(Items from a figure collection)
—————
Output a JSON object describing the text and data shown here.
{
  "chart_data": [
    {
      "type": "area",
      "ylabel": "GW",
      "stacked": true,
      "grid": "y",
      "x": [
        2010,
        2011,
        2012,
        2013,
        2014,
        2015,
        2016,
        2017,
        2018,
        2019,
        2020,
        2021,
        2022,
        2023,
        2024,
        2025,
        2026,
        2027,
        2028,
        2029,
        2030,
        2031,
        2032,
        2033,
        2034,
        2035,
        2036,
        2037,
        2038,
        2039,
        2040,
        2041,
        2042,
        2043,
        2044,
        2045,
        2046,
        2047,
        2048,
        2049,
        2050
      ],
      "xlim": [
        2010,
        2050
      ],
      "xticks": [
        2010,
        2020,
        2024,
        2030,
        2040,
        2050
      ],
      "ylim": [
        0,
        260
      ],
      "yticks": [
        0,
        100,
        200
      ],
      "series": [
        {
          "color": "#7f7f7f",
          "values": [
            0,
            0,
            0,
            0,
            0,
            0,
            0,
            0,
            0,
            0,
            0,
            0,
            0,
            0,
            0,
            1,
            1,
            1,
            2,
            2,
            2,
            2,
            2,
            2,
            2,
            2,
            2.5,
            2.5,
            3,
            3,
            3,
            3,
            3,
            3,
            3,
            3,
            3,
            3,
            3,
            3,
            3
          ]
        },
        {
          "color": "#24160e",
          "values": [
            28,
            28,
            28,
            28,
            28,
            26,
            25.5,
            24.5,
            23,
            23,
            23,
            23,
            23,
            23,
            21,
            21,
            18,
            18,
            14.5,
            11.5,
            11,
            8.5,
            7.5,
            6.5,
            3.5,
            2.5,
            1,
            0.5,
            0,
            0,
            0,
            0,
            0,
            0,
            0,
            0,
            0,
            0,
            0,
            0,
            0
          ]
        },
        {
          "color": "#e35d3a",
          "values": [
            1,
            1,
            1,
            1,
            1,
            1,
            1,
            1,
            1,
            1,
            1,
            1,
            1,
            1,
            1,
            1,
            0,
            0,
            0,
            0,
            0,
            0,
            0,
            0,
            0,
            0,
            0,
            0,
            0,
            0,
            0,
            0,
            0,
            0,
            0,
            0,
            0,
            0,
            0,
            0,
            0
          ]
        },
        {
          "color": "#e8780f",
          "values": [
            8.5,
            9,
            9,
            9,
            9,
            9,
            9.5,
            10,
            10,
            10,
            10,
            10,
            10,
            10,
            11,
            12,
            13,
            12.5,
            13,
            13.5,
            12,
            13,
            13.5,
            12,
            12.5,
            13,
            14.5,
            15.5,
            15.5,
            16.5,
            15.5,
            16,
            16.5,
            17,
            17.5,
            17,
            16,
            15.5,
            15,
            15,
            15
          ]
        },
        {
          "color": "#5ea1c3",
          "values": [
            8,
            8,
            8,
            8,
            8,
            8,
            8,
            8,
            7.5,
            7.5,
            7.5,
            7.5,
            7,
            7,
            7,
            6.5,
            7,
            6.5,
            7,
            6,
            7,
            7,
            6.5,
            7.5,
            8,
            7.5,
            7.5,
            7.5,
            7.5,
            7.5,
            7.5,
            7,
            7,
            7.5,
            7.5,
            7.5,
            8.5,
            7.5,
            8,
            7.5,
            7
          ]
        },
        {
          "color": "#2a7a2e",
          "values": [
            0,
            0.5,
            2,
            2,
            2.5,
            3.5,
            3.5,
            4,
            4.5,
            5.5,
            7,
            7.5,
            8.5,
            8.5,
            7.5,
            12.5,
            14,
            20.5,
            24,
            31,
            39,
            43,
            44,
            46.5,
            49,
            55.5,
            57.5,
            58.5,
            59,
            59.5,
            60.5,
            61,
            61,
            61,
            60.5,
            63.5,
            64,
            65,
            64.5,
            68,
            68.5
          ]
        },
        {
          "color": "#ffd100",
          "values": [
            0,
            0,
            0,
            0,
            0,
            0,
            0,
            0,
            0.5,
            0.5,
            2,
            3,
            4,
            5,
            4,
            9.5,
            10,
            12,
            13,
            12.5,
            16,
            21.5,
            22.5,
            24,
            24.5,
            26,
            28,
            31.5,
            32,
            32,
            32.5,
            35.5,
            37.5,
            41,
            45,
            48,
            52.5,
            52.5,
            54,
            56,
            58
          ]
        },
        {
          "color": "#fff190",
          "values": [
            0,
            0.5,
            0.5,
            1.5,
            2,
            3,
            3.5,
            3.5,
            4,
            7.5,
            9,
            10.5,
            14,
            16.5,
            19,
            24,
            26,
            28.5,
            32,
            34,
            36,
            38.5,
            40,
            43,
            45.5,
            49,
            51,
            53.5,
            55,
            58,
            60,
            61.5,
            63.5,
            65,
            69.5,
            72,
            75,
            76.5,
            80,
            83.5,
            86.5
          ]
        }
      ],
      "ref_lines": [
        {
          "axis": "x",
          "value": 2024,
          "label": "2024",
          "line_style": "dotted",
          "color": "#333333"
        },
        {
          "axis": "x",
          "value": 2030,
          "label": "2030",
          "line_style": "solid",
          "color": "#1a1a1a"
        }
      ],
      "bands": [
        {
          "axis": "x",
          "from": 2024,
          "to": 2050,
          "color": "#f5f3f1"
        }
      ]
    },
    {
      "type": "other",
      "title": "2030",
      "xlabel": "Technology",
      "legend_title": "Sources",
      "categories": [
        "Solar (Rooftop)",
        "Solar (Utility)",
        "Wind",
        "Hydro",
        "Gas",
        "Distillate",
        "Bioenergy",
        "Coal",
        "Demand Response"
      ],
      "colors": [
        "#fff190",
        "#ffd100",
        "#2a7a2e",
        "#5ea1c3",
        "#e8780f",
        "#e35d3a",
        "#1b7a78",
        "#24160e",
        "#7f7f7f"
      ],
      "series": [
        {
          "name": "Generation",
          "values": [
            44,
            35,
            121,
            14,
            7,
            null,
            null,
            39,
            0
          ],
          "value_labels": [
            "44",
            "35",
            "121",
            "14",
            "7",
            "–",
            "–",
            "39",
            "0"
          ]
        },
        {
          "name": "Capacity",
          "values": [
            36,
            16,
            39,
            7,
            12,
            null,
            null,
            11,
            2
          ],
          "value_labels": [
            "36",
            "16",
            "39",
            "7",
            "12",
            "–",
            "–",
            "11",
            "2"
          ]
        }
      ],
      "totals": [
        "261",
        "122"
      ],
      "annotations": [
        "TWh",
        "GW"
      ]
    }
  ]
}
—————
• **TASK TO COMPLETE**
Every entry above should be retyped exactly as shown.

• **EXERCISE OUTPUT**
Output a JSON object describing the text and data shown here.
{
  "chart_data": [
    {
      "type": "area",
      "ylabel": "GW",
      "stacked": true,
      "grid": "y",
      "x": [
        2010,
        2011,
        2012,
        2013,
        2014,
        2015,
        2016,
        2017,
        2018,
        2019,
        2020,
        2021,
        2022,
        2023,
        2024,
        2025,
        2026,
        2027,
        2028,
        2029,
        2030,
        2031,
        2032,
        2033,
        2034,
        2035,
        2036,
        2037,
        2038,
        2039,
        2040,
        2041,
        2042,
        2043,
        2044,
        2045,
        2046,
        2047,
        2048,
        2049,
        2050
      ],
      "xlim": [
        2010,
        2050
      ],
      "xticks": [
        2010,
        2020,
        2024,
        2030,
        2040,
        2050
      ],
      "ylim": [
        0,
        260
      ],
      "yticks": [
        0,
        100,
        200
      ],
      "series": [
        {
          "color": "#7f7f7f",
          "values": [
            0,
            0,
            0,
            0,
            0,
            0,
            0,
            0,
            0,
            0,
            0,
            0,
            0,
            0,
            0,
            1,
            1,
            1,
            2,
            2,
            2,
            2,
            2,
            2,
            2,
            2,
            2.5,
            2.5,
            3,
            3,
            3,
            3,
            3,
            3,
            3,
            3,
            3,
            3,
            3,
            3,
            3
          ]
        },
        {
          "color": "#24160e",
          "values": [
            28,
            28,
            28,
            28,
            28,
            26,
            25.5,
            24.5,
            23,
            23,
            23,
            23,
            23,
            23,
            21,
            21,
            18,
            18,
            14.5,
            11.5,
            11,
            8.5,
            7.5,
            6.5,
            3.5,
            2.5,
            1,
            0.5,
            0,
            0,
            0,
            0,
            0,
            0,
            0,
            0,
            0,
            0,
            0,
            0,
            0
          ]
        },
        {
          "color": "#e35d3a",
          "values": [
            1,
            1,
            1,
            1,
            1,
            1,
            1,
            1,
            1,
            1,
            1,
            1,
            1,
            1,
            1,
            1,
            0,
            0,
            0,
            0,
            0,
            0,
            0,
            0,
            0,
            0,
            0,
            0,
            0,
            0,
            0,
            0,
            0,
            0,
            0,
            0,
            0,
            0,
            0,
            0,
            0
          ]
        },
        {
          "color": "#e8780f",
          "values": [
            8.5,
            9,
            9,
            9,
            9,
            9,
            9.5,
            10,
            10,
            10,
            10,
            10,
            10,
            10,
            11,
            12,
            13,
            12.5,
            13,
            13.5,
            12,
            13,
            13.5,
            12,
            12.5,
            13,
            14.5,
            15.5,
            15.5,
            16.5,
            15.5,
            16,
            16.5,
            17,
            17.5,
            17,
            16,
            15.5,
            15,
            15,
            15
          ]
        },
        {
          "color": "#5ea1c3",
          "values": [
            8,
            8,
            8,
            8,
            8,
            8,
            8,
            8,
            7.5,
            7.5,
            7.5,
            7.5,
            7,
            7,
            7,
            6.5,
            7,
            6.5,
            7,
            6,
            7,
            7,
            6.5,
            7.5,
            8,
            7.5,
            7.5,
            7.5,
            7.5,
            7.5,
            7.5,
            7,
            7,
            7.5,
            7.5,
            7.5,
            8.5,
            7.5,
            8,
            7.5,
            7
          ]
        },
        {
          "color": "#2a7a2e",
          "values": [
            0,
            0.5,
            2,
            2,
            2.5,
            3.5,
            3.5,
            4,
            4.5,
            5.5,
            7,
            7.5,
            8.5,
            8.5,
            7.5,
            12.5,
            14,
            20.5,
            24,
            31,
            39,
            43,
            44,
            46.5,
            49,
            55.5,
            57.5,
            58.5,
            59,
            59.5,
            60.5,
            61,
            61,
            61,
            60.5,
            63.5,
            64,
            65,
            64.5,
            68,
            68.5
          ]
        },
        {
          "color": "#ffd100",
          "values": [
            0,
            0,
            0,
            0,
            0,
            0,
            0,
            0,
            0.5,
            0.5,
            2,
            3,
            4,
            5,
            4,
            9.5,
            10,
            12,
            13,
            12.5,
            16,
            21.5,
            22.5,
            24,
            24.5,
            26,
            28,
            31.5,
            32,
            32,
            32.5,
            35.5,
            37.5,
            41,
            45,
            48,
            52.5,
            52.5,
            54,
            56,
            58
          ]
        },
        {
          "color": "#fff190",
          "values": [
            0,
            0.5,
            0.5,
            1.5,
            2,
            3,
            3.5,
            3.5,
            4,
            7.5,
            9,
            10.5,
            14,
            16.5,
            19,
            24,
            26,
            28.5,
            32,
            34,
            36,
            38.5,
            40,
            43,
            45.5,
            49,
            51,
            53.5,
            55,
            58,
            60,
            61.5,
            63.5,
            65,
            69.5,
            72,
            75,
            76.5,
            80,
            83.5,
            86.5
          ]
        }
      ],
      "ref_lines": [
        {
          "axis": "x",
          "value": 2024,
          "label": "2024",
          "line_style": "dotted",
          "color": "#333333"
        },
        {
          "axis": "x",
          "value": 2030,
          "label": "2030",
          "line_style": "solid",
          "color": "#1a1a1a"
        }
      ],
      "bands": [
        {
          "axis": "x",
          "from": 2024,
          "to": 2050,
          "color": "#f5f3f1"
        }
      ]
    },
    {
      "type": "other",
      "title": "2030",
      "xlabel": "Technology",
      "legend_title": "Sources",
      "categories": [
        "Solar (Rooftop)",
        "Solar (Utility)",
        "Wind",
        "Hydro",
        "Gas",
        "Distillate",
        "Bioenergy",
        "Coal",
        "Demand Response"
      ],
      "colors": [
        "#fff190",
        "#ffd100",
        "#2a7a2e",
        "#5ea1c3",
        "#e8780f",
        "#e35d3a",
        "#1b7a78",
        "#24160e",
        "#7f7f7f"
      ],
      "series": [
        {
          "name": "Generation",
          "values": [
            44,
            35,
            121,
            14,
            7,
            null,
            null,
            39,
            0
          ],
          "value_labels": [
            "44",
            "35",
            "121",
            "14",
            "7",
            "–",
            "–",
            "39",
            "0"
          ]
        },
        {
          "name": "Capacity",
          "values": [
            36,
            16,
            39,
            7,
            12,
            null,
            null,
            11,
            2
          ],
          "value_labels": [
            "36",
            "16",
            "39",
            "7",
            "12",
            "–",
            "–",
            "11",
            "2"
          ]
        }
      ],
      "totals": [
        "261",
        "122"
      ],
      "annotations": [
        "TWh",
        "GW"
      ]
    }
  ]
}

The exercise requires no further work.